§ WORK TO COMPLETE:
Which lines hold the word "下列说法不正确的是"? Show each of them.

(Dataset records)
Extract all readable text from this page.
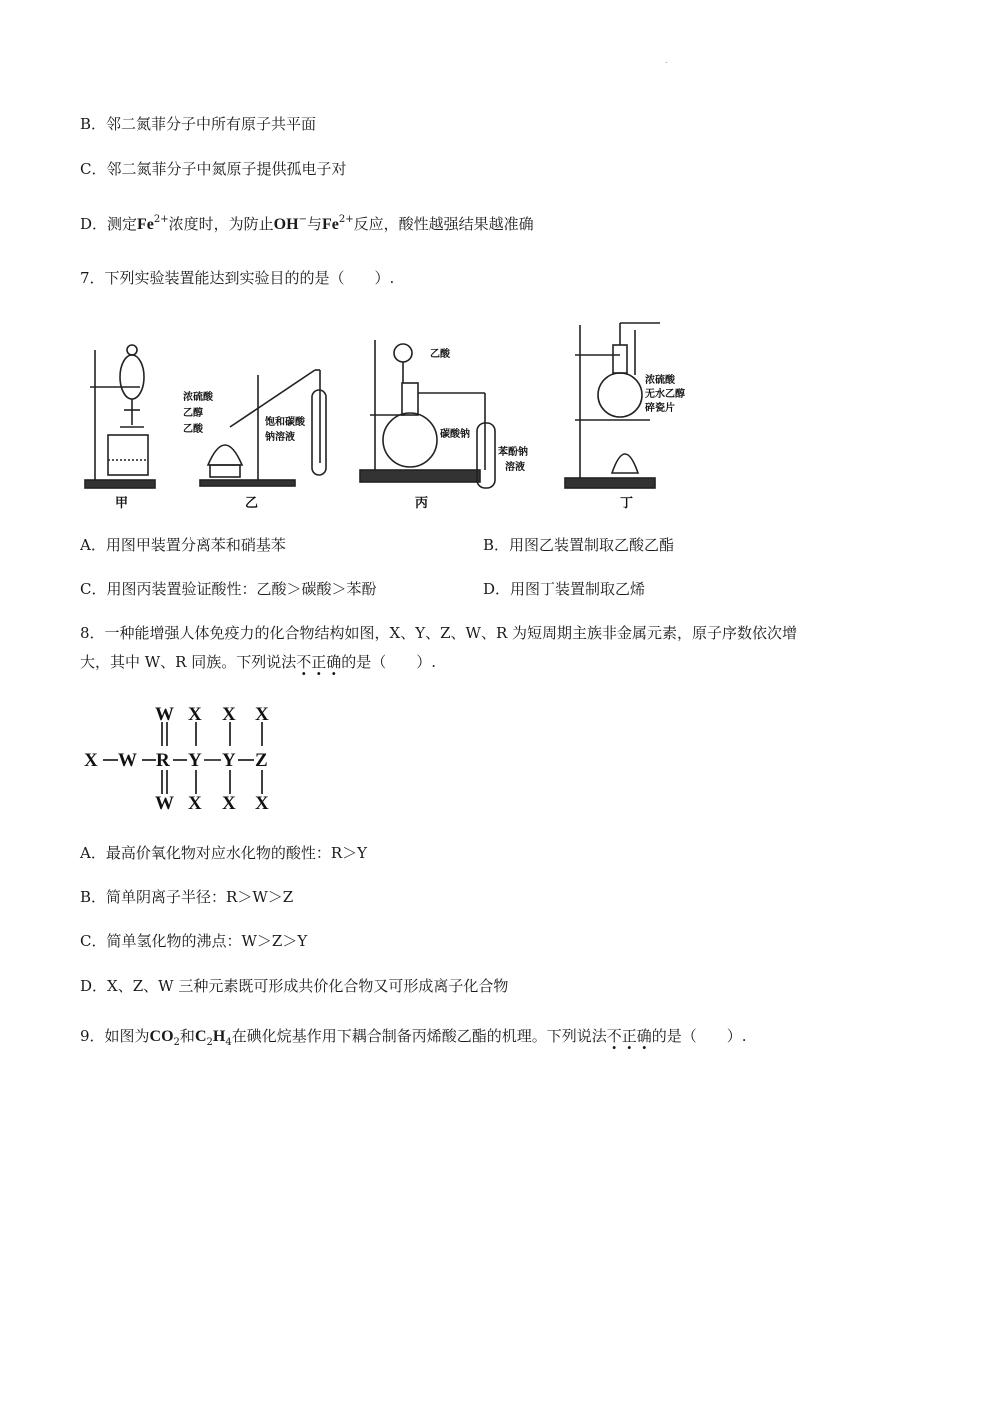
.
B．邻二氮菲分子中所有原子共平面
C．邻二氮菲分子中氮原子提供孤电子对
D．测定$Fe^{2+}$浓度时，为防止OH−与$Fe^{2+}$反应，酸性越强结果越准确
7．下列实验装置能达到实验目的的是（　　）.
甲	乙	丙	丁
浓硫酸
乙醇
乙酸
饱和碳酸
钠溶液
乙酸
碳酸钠
苯酚钠
溶液
浓硫酸
无水乙醇
碎瓷片
A．用图甲装置分离苯和硝基苯	B．用图乙装置制取乙酸乙酯
C．用图丙装置验证酸性：乙酸＞碳酸＞苯酚	D．用图丁装置制取乙烯
8．一种能增强人体免疫力的化合物结构如图，X、Y、Z、W、R 为短周期主族非金属元素，原子序数依次增
大，其中 W、R 同族。下列说法不正确的是（　　）.
X W R Y Y Z
W X X X
W X X X
A．最高价氧化物对应水化物的酸性：R＞Y
B．简单阴离子半径：R＞W＞Z
C．简单氢化物的沸点：W＞Z＞Y
D．X、Z、W 三种元素既可形成共价化合物又可形成离子化合物
9．如图为$CO_2$和$C_2H_4$在碘化烷基作用下耦合制备丙烯酸乙酯的机理。下列说法不正确的是（　　）.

§ THE COMPLETED TASK:
大，其中 W、R 同族。下列说法不正确的是（　　）.
9．如图为$CO_2$和$C_2H_4$在碘化烷基作用下耦合制备丙烯酸乙酯的机理。下列说法不正确的是（　　）.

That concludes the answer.